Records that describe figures
┌──
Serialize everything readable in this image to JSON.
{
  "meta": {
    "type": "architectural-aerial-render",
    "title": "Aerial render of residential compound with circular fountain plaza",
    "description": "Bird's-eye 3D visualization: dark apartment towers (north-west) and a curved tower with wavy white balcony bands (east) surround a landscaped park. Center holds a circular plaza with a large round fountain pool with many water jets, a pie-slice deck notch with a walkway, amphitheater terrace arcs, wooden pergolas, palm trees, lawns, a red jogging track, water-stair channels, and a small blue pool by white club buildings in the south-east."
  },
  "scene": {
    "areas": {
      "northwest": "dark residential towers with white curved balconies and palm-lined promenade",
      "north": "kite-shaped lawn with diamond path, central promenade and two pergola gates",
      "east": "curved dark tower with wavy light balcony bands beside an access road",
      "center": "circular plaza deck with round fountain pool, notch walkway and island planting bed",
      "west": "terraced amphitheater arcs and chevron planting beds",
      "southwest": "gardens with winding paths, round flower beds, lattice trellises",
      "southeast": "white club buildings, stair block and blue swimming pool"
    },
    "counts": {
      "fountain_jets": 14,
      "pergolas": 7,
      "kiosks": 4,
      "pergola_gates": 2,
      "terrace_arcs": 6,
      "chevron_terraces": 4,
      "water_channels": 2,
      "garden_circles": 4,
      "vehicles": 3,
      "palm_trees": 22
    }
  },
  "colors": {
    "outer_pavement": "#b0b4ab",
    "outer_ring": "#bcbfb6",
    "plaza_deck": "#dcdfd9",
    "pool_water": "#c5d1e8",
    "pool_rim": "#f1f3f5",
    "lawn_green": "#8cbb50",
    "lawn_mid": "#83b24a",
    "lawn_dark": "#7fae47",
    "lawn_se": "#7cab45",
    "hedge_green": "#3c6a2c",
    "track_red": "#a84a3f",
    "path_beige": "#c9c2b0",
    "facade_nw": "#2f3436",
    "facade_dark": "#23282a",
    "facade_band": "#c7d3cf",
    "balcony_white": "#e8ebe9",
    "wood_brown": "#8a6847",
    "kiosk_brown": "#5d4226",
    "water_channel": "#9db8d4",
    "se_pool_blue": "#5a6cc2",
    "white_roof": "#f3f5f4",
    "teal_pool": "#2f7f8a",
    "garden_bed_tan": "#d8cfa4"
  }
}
└──
Set down the entries above again, word for word.

Serialize everything readable in this image to JSON.
{
  "meta": {
    "type": "architectural-aerial-render",
    "title": "Aerial render of residential compound with circular fountain plaza",
    "description": "Bird's-eye 3D visualization: dark apartment towers (north-west) and a curved tower with wavy white balcony bands (east) surround a landscaped park. Center holds a circular plaza with a large round fountain pool with many water jets, a pie-slice deck notch with a walkway, amphitheater terrace arcs, wooden pergolas, palm trees, lawns, a red jogging track, water-stair channels, and a small blue pool by white club buildings in the south-east."
  },
  "scene": {
    "areas": {
      "northwest": "dark residential towers with white curved balconies and palm-lined promenade",
      "north": "kite-shaped lawn with diamond path, central promenade and two pergola gates",
      "east": "curved dark tower with wavy light balcony bands beside an access road",
      "center": "circular plaza deck with round fountain pool, notch walkway and island planting bed",
      "west": "terraced amphitheater arcs and chevron planting beds",
      "southwest": "gardens with winding paths, round flower beds, lattice trellises",
      "southeast": "white club buildings, stair block and blue swimming pool"
    },
    "counts": {
      "fountain_jets": 14,
      "pergolas": 7,
      "kiosks": 4,
      "pergola_gates": 2,
      "terrace_arcs": 6,
      "chevron_terraces": 4,
      "water_channels": 2,
      "garden_circles": 4,
      "vehicles": 3,
      "palm_trees": 22
    }
  },
  "colors": {
    "outer_pavement": "#b0b4ab",
    "outer_ring": "#bcbfb6",
    "plaza_deck": "#dcdfd9",
    "pool_water": "#c5d1e8",
    "pool_rim": "#f1f3f5",
    "lawn_green": "#8cbb50",
    "lawn_mid": "#83b24a",
    "lawn_dark": "#7fae47",
    "lawn_se": "#7cab45",
    "hedge_green": "#3c6a2c",
    "track_red": "#a84a3f",
    "path_beige": "#c9c2b0",
    "facade_nw": "#2f3436",
    "facade_dark": "#23282a",
    "facade_band": "#c7d3cf",
    "balcony_white": "#e8ebe9",
    "wood_brown": "#8a6847",
    "kiosk_brown": "#5d4226",
    "water_channel": "#9db8d4",
    "se_pool_blue": "#5a6cc2",
    "white_roof": "#f3f5f4",
    "teal_pool": "#2f7f8a",
    "garden_bed_tan": "#d8cfa4"
  }
}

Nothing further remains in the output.